Aim of the task
Quote the records that follow in full, leaving the pictures out.

Data records
━━━━━━━━━━

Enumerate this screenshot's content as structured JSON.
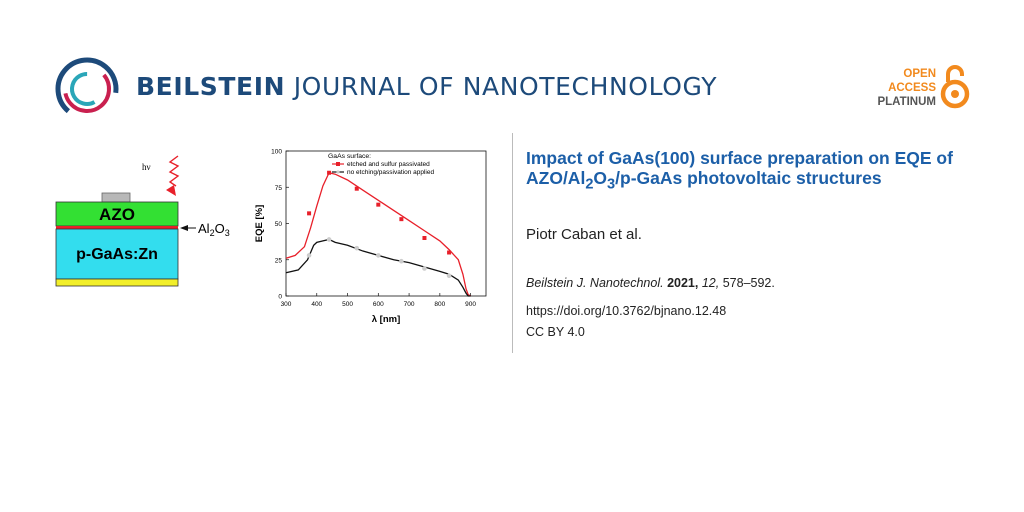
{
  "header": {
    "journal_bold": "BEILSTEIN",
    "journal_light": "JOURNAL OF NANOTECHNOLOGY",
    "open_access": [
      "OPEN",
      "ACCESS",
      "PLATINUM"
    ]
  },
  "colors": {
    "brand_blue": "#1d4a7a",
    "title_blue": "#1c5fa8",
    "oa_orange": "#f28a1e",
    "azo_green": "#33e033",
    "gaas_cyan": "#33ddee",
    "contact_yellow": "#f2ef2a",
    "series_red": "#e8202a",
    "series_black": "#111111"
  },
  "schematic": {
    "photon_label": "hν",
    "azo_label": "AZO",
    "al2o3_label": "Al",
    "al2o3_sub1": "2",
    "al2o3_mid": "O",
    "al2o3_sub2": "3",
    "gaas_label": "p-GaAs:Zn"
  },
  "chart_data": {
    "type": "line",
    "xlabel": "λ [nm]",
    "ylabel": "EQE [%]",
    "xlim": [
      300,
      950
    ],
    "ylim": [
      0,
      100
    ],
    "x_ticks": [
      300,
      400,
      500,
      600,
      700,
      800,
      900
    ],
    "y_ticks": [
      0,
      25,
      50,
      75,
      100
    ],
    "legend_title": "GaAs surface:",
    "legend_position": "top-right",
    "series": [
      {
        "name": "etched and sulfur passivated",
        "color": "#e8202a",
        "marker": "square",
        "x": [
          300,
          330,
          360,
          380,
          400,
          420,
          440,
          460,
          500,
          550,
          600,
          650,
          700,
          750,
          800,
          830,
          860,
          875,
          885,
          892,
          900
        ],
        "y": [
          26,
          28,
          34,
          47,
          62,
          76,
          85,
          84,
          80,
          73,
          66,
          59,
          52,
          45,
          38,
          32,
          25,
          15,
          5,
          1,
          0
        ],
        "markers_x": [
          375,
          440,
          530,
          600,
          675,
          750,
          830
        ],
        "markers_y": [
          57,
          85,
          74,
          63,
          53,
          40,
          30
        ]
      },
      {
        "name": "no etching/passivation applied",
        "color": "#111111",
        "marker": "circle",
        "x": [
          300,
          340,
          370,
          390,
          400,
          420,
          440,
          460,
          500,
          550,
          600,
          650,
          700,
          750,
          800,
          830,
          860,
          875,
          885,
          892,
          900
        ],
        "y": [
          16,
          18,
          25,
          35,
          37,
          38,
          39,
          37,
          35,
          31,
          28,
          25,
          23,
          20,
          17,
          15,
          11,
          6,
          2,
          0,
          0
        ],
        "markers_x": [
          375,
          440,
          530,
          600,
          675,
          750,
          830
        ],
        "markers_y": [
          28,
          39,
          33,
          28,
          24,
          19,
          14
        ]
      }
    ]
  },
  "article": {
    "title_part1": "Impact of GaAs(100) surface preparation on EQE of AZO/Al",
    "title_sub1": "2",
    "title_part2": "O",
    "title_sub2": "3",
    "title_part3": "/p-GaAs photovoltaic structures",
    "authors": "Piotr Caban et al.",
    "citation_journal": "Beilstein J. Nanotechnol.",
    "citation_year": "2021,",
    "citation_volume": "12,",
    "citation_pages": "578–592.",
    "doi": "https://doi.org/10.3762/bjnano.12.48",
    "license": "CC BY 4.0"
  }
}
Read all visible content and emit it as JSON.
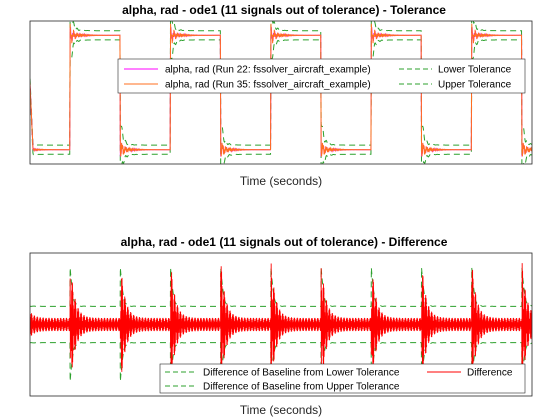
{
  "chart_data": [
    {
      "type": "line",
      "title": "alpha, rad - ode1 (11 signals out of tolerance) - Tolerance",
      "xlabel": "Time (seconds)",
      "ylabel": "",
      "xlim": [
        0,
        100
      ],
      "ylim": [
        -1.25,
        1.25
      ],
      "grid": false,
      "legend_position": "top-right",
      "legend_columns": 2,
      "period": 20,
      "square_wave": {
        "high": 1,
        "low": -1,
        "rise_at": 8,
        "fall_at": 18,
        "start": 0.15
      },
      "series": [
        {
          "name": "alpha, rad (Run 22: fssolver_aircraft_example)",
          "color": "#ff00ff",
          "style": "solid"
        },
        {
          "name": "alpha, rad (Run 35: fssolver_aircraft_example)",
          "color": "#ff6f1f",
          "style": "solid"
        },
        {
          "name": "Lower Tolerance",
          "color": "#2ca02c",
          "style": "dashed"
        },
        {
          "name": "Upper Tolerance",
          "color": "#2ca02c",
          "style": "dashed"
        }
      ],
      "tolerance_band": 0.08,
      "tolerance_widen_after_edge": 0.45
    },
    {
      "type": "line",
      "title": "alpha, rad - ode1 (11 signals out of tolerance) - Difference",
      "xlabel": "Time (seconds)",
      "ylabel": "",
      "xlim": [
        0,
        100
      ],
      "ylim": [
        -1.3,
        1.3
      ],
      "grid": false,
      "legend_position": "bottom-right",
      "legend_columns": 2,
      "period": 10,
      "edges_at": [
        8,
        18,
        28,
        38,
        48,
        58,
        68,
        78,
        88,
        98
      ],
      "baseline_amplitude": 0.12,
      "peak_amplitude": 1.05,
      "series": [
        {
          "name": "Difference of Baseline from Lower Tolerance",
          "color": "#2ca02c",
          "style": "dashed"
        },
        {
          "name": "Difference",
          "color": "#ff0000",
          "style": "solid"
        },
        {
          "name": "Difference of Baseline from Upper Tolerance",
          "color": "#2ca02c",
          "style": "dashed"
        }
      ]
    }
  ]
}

━━━━━━━━━━

Finished answer
Enumerate this screenshot's content as structured JSON.
{
  "header": {
    "journal_bold": "BEILSTEIN",
    "journal_light": "JOURNAL OF NANOTECHNOLOGY",
    "open_access": [
      "OPEN",
      "ACCESS",
      "PLATINUM"
    ]
  },
  "colors": {
    "brand_blue": "#1d4a7a",
    "title_blue": "#1c5fa8",
    "oa_orange": "#f28a1e",
    "azo_green": "#33e033",
    "gaas_cyan": "#33ddee",
    "contact_yellow": "#f2ef2a",
    "series_red": "#e8202a",
    "series_black": "#111111"
  },
  "schematic": {
    "photon_label": "hν",
    "azo_label": "AZO",
    "al2o3_label": "Al",
    "al2o3_sub1": "2",
    "al2o3_mid": "O",
    "al2o3_sub2": "3",
    "gaas_label": "p-GaAs:Zn"
  },
  "chart_data": {
    "type": "line",
    "xlabel": "λ [nm]",
    "ylabel": "EQE [%]",
    "xlim": [
      300,
      950
    ],
    "ylim": [
      0,
      100
    ],
    "x_ticks": [
      300,
      400,
      500,
      600,
      700,
      800,
      900
    ],
    "y_ticks": [
      0,
      25,
      50,
      75,
      100
    ],
    "legend_title": "GaAs surface:",
    "legend_position": "top-right",
    "series": [
      {
        "name": "etched and sulfur passivated",
        "color": "#e8202a",
        "marker": "square",
        "x": [
          300,
          330,
          360,
          380,
          400,
          420,
          440,
          460,
          500,
          550,
          600,
          650,
          700,
          750,
          800,
          830,
          860,
          875,
          885,
          892,
          900
        ],
        "y": [
          26,
          28,
          34,
          47,
          62,
          76,
          85,
          84,
          80,
          73,
          66,
          59,
          52,
          45,
          38,
          32,
          25,
          15,
          5,
          1,
          0
        ],
        "markers_x": [
          375,
          440,
          530,
          600,
          675,
          750,
          830
        ],
        "markers_y": [
          57,
          85,
          74,
          63,
          53,
          40,
          30
        ]
      },
      {
        "name": "no etching/passivation applied",
        "color": "#111111",
        "marker": "circle",
        "x": [
          300,
          340,
          370,
          390,
          400,
          420,
          440,
          460,
          500,
          550,
          600,
          650,
          700,
          750,
          800,
          830,
          860,
          875,
          885,
          892,
          900
        ],
        "y": [
          16,
          18,
          25,
          35,
          37,
          38,
          39,
          37,
          35,
          31,
          28,
          25,
          23,
          20,
          17,
          15,
          11,
          6,
          2,
          0,
          0
        ],
        "markers_x": [
          375,
          440,
          530,
          600,
          675,
          750,
          830
        ],
        "markers_y": [
          28,
          39,
          33,
          28,
          24,
          19,
          14
        ]
      }
    ]
  },
  "article": {
    "title_part1": "Impact of GaAs(100) surface preparation on EQE of AZO/Al",
    "title_sub1": "2",
    "title_part2": "O",
    "title_sub2": "3",
    "title_part3": "/p-GaAs photovoltaic structures",
    "authors": "Piotr Caban et al.",
    "citation_journal": "Beilstein J. Nanotechnol.",
    "citation_year": "2021,",
    "citation_volume": "12,",
    "citation_pages": "578–592.",
    "doi": "https://doi.org/10.3762/bjnano.12.48",
    "license": "CC BY 4.0"
  }
}
Read all visible content and emit it as JSON.
{
  "chart_data": [
    {
      "type": "line",
      "title": "alpha, rad - ode1 (11 signals out of tolerance) - Tolerance",
      "xlabel": "Time (seconds)",
      "ylabel": "",
      "xlim": [
        0,
        100
      ],
      "ylim": [
        -1.25,
        1.25
      ],
      "grid": false,
      "legend_position": "top-right",
      "legend_columns": 2,
      "period": 20,
      "square_wave": {
        "high": 1,
        "low": -1,
        "rise_at": 8,
        "fall_at": 18,
        "start": 0.15
      },
      "series": [
        {
          "name": "alpha, rad (Run 22: fssolver_aircraft_example)",
          "color": "#ff00ff",
          "style": "solid"
        },
        {
          "name": "alpha, rad (Run 35: fssolver_aircraft_example)",
          "color": "#ff6f1f",
          "style": "solid"
        },
        {
          "name": "Lower Tolerance",
          "color": "#2ca02c",
          "style": "dashed"
        },
        {
          "name": "Upper Tolerance",
          "color": "#2ca02c",
          "style": "dashed"
        }
      ],
      "tolerance_band": 0.08,
      "tolerance_widen_after_edge": 0.45
    },
    {
      "type": "line",
      "title": "alpha, rad - ode1 (11 signals out of tolerance) - Difference",
      "xlabel": "Time (seconds)",
      "ylabel": "",
      "xlim": [
        0,
        100
      ],
      "ylim": [
        -1.3,
        1.3
      ],
      "grid": false,
      "legend_position": "bottom-right",
      "legend_columns": 2,
      "period": 10,
      "edges_at": [
        8,
        18,
        28,
        38,
        48,
        58,
        68,
        78,
        88,
        98
      ],
      "baseline_amplitude": 0.12,
      "peak_amplitude": 1.05,
      "series": [
        {
          "name": "Difference of Baseline from Lower Tolerance",
          "color": "#2ca02c",
          "style": "dashed"
        },
        {
          "name": "Difference",
          "color": "#ff0000",
          "style": "solid"
        },
        {
          "name": "Difference of Baseline from Upper Tolerance",
          "color": "#2ca02c",
          "style": "dashed"
        }
      ]
    }
  ]
}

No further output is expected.